## What is required
What is needed here is an exact copy of every entry.

Rows from a figure dataset
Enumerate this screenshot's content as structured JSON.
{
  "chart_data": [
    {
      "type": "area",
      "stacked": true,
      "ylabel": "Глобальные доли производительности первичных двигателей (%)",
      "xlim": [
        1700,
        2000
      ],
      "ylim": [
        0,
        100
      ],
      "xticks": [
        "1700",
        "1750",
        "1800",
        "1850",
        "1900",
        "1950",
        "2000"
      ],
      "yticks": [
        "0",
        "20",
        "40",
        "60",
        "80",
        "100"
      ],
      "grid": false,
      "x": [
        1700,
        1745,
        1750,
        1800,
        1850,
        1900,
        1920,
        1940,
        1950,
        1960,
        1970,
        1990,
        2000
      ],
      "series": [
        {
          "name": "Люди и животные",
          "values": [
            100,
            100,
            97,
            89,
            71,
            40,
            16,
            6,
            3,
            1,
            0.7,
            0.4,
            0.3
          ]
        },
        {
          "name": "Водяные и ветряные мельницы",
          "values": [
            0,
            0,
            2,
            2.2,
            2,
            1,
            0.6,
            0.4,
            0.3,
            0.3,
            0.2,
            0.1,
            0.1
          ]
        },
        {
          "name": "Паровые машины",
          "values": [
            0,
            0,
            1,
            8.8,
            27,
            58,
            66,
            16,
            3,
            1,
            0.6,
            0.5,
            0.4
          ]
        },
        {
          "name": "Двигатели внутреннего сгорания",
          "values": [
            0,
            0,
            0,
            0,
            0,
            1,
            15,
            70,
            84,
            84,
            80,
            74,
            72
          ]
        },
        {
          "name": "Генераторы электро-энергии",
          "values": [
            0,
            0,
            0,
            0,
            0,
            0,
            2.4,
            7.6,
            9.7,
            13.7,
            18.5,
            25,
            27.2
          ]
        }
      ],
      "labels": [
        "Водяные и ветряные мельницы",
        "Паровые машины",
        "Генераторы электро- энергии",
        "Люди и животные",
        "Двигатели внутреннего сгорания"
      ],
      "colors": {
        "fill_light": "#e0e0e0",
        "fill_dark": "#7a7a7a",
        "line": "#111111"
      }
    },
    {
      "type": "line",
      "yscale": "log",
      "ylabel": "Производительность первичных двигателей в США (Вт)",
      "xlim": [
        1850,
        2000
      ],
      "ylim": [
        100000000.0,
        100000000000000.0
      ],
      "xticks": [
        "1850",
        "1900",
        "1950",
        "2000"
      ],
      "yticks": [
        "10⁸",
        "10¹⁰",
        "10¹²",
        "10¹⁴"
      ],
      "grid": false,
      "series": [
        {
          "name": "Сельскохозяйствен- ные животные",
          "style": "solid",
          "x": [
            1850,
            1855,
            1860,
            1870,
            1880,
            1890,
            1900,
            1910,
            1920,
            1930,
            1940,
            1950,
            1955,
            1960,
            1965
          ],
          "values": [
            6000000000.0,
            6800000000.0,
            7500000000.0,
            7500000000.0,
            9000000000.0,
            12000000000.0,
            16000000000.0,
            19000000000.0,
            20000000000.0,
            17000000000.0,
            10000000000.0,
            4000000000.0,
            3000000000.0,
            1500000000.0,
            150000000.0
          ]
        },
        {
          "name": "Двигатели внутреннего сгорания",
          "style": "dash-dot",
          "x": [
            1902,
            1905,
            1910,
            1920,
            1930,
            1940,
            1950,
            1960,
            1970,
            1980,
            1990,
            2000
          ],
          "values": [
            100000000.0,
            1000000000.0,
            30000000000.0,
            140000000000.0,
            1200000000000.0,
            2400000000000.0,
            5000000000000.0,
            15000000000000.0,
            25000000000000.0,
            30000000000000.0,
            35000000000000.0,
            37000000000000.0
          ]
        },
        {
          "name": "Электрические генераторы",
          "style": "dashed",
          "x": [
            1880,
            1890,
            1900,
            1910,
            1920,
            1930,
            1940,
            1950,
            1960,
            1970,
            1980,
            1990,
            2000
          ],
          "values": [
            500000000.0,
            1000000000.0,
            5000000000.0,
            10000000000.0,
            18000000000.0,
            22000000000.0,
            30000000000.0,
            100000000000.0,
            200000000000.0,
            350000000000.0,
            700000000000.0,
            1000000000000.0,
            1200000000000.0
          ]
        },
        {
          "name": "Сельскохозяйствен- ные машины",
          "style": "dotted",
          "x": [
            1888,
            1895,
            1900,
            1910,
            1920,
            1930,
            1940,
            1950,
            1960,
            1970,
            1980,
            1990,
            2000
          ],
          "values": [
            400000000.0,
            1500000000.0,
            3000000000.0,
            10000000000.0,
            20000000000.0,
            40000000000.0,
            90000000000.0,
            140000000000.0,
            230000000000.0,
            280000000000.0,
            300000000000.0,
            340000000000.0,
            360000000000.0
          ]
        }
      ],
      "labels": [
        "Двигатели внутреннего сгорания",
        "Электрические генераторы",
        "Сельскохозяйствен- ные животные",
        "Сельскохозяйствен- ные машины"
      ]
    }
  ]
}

## Completed task
Enumerate this screenshot's content as structured JSON.
{
  "chart_data": [
    {
      "type": "area",
      "stacked": true,
      "ylabel": "Глобальные доли производительности первичных двигателей (%)",
      "xlim": [
        1700,
        2000
      ],
      "ylim": [
        0,
        100
      ],
      "xticks": [
        "1700",
        "1750",
        "1800",
        "1850",
        "1900",
        "1950",
        "2000"
      ],
      "yticks": [
        "0",
        "20",
        "40",
        "60",
        "80",
        "100"
      ],
      "grid": false,
      "x": [
        1700,
        1745,
        1750,
        1800,
        1850,
        1900,
        1920,
        1940,
        1950,
        1960,
        1970,
        1990,
        2000
      ],
      "series": [
        {
          "name": "Люди и животные",
          "values": [
            100,
            100,
            97,
            89,
            71,
            40,
            16,
            6,
            3,
            1,
            0.7,
            0.4,
            0.3
          ]
        },
        {
          "name": "Водяные и ветряные мельницы",
          "values": [
            0,
            0,
            2,
            2.2,
            2,
            1,
            0.6,
            0.4,
            0.3,
            0.3,
            0.2,
            0.1,
            0.1
          ]
        },
        {
          "name": "Паровые машины",
          "values": [
            0,
            0,
            1,
            8.8,
            27,
            58,
            66,
            16,
            3,
            1,
            0.6,
            0.5,
            0.4
          ]
        },
        {
          "name": "Двигатели внутреннего сгорания",
          "values": [
            0,
            0,
            0,
            0,
            0,
            1,
            15,
            70,
            84,
            84,
            80,
            74,
            72
          ]
        },
        {
          "name": "Генераторы электро-энергии",
          "values": [
            0,
            0,
            0,
            0,
            0,
            0,
            2.4,
            7.6,
            9.7,
            13.7,
            18.5,
            25,
            27.2
          ]
        }
      ],
      "labels": [
        "Водяные и ветряные мельницы",
        "Паровые машины",
        "Генераторы электро- энергии",
        "Люди и животные",
        "Двигатели внутреннего сгорания"
      ],
      "colors": {
        "fill_light": "#e0e0e0",
        "fill_dark": "#7a7a7a",
        "line": "#111111"
      }
    },
    {
      "type": "line",
      "yscale": "log",
      "ylabel": "Производительность первичных двигателей в США (Вт)",
      "xlim": [
        1850,
        2000
      ],
      "ylim": [
        100000000.0,
        100000000000000.0
      ],
      "xticks": [
        "1850",
        "1900",
        "1950",
        "2000"
      ],
      "yticks": [
        "10⁸",
        "10¹⁰",
        "10¹²",
        "10¹⁴"
      ],
      "grid": false,
      "series": [
        {
          "name": "Сельскохозяйствен- ные животные",
          "style": "solid",
          "x": [
            1850,
            1855,
            1860,
            1870,
            1880,
            1890,
            1900,
            1910,
            1920,
            1930,
            1940,
            1950,
            1955,
            1960,
            1965
          ],
          "values": [
            6000000000.0,
            6800000000.0,
            7500000000.0,
            7500000000.0,
            9000000000.0,
            12000000000.0,
            16000000000.0,
            19000000000.0,
            20000000000.0,
            17000000000.0,
            10000000000.0,
            4000000000.0,
            3000000000.0,
            1500000000.0,
            150000000.0
          ]
        },
        {
          "name": "Двигатели внутреннего сгорания",
          "style": "dash-dot",
          "x": [
            1902,
            1905,
            1910,
            1920,
            1930,
            1940,
            1950,
            1960,
            1970,
            1980,
            1990,
            2000
          ],
          "values": [
            100000000.0,
            1000000000.0,
            30000000000.0,
            140000000000.0,
            1200000000000.0,
            2400000000000.0,
            5000000000000.0,
            15000000000000.0,
            25000000000000.0,
            30000000000000.0,
            35000000000000.0,
            37000000000000.0
          ]
        },
        {
          "name": "Электрические генераторы",
          "style": "dashed",
          "x": [
            1880,
            1890,
            1900,
            1910,
            1920,
            1930,
            1940,
            1950,
            1960,
            1970,
            1980,
            1990,
            2000
          ],
          "values": [
            500000000.0,
            1000000000.0,
            5000000000.0,
            10000000000.0,
            18000000000.0,
            22000000000.0,
            30000000000.0,
            100000000000.0,
            200000000000.0,
            350000000000.0,
            700000000000.0,
            1000000000000.0,
            1200000000000.0
          ]
        },
        {
          "name": "Сельскохозяйствен- ные машины",
          "style": "dotted",
          "x": [
            1888,
            1895,
            1900,
            1910,
            1920,
            1930,
            1940,
            1950,
            1960,
            1970,
            1980,
            1990,
            2000
          ],
          "values": [
            400000000.0,
            1500000000.0,
            3000000000.0,
            10000000000.0,
            20000000000.0,
            40000000000.0,
            90000000000.0,
            140000000000.0,
            230000000000.0,
            280000000000.0,
            300000000000.0,
            340000000000.0,
            360000000000.0
          ]
        }
      ],
      "labels": [
        "Двигатели внутреннего сгорания",
        "Электрические генераторы",
        "Сельскохозяйствен- ные животные",
        "Сельскохозяйствен- ные машины"
      ]
    }
  ]
}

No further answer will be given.